INSTRUCTIONS TO FOLLOW – Repeat, line for line, the entries printed below.

Stored items
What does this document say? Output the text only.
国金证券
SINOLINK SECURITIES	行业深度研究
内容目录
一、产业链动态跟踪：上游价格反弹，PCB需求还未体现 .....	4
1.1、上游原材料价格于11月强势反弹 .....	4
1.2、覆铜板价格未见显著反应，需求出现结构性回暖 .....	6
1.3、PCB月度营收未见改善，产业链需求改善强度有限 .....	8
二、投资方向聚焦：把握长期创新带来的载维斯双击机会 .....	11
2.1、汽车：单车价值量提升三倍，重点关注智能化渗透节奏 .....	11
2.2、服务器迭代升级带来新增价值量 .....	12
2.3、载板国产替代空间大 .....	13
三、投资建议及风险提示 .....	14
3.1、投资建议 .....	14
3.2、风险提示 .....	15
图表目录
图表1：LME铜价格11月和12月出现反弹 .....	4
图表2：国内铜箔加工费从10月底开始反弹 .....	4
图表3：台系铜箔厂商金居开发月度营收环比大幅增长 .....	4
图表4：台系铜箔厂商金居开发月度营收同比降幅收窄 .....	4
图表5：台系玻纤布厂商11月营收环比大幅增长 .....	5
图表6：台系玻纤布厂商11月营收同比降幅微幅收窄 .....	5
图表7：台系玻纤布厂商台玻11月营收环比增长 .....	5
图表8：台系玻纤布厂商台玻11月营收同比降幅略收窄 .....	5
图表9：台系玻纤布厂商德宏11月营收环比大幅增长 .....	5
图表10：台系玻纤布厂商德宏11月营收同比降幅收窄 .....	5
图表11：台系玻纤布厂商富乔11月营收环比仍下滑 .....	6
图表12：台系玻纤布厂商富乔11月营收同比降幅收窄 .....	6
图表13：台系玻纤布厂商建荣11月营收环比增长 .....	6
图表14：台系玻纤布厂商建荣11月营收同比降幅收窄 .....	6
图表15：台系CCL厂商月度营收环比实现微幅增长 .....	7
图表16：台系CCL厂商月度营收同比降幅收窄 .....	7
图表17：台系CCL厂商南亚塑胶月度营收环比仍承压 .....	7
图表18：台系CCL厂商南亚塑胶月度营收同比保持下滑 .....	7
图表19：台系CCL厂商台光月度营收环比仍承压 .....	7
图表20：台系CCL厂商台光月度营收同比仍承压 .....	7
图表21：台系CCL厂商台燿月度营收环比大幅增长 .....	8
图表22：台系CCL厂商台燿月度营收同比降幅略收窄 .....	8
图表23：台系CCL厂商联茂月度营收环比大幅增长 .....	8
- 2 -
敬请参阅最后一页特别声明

RESPONSE FOR THIS EXERCISE –
What does this document say? Output the text only.
国金证券
SINOLINK SECURITIES	行业深度研究
内容目录
一、产业链动态跟踪：上游价格反弹，PCB需求还未体现 .....	4
1.1、上游原材料价格于11月强势反弹 .....	4
1.2、覆铜板价格未见显著反应，需求出现结构性回暖 .....	6
1.3、PCB月度营收未见改善，产业链需求改善强度有限 .....	8
二、投资方向聚焦：把握长期创新带来的载维斯双击机会 .....	11
2.1、汽车：单车价值量提升三倍，重点关注智能化渗透节奏 .....	11
2.2、服务器迭代升级带来新增价值量 .....	12
2.3、载板国产替代空间大 .....	13
三、投资建议及风险提示 .....	14
3.1、投资建议 .....	14
3.2、风险提示 .....	15
图表目录
图表1：LME铜价格11月和12月出现反弹 .....	4
图表2：国内铜箔加工费从10月底开始反弹 .....	4
图表3：台系铜箔厂商金居开发月度营收环比大幅增长 .....	4
图表4：台系铜箔厂商金居开发月度营收同比降幅收窄 .....	4
图表5：台系玻纤布厂商11月营收环比大幅增长 .....	5
图表6：台系玻纤布厂商11月营收同比降幅微幅收窄 .....	5
图表7：台系玻纤布厂商台玻11月营收环比增长 .....	5
图表8：台系玻纤布厂商台玻11月营收同比降幅略收窄 .....	5
图表9：台系玻纤布厂商德宏11月营收环比大幅增长 .....	5
图表10：台系玻纤布厂商德宏11月营收同比降幅收窄 .....	5
图表11：台系玻纤布厂商富乔11月营收环比仍下滑 .....	6
图表12：台系玻纤布厂商富乔11月营收同比降幅收窄 .....	6
图表13：台系玻纤布厂商建荣11月营收环比增长 .....	6
图表14：台系玻纤布厂商建荣11月营收同比降幅收窄 .....	6
图表15：台系CCL厂商月度营收环比实现微幅增长 .....	7
图表16：台系CCL厂商月度营收同比降幅收窄 .....	7
图表17：台系CCL厂商南亚塑胶月度营收环比仍承压 .....	7
图表18：台系CCL厂商南亚塑胶月度营收同比保持下滑 .....	7
图表19：台系CCL厂商台光月度营收环比仍承压 .....	7
图表20：台系CCL厂商台光月度营收同比仍承压 .....	7
图表21：台系CCL厂商台燿月度营收环比大幅增长 .....	8
图表22：台系CCL厂商台燿月度营收同比降幅略收窄 .....	8
图表23：台系CCL厂商联茂月度营收环比大幅增长 .....	8
- 2 -
敬请参阅最后一页特别声明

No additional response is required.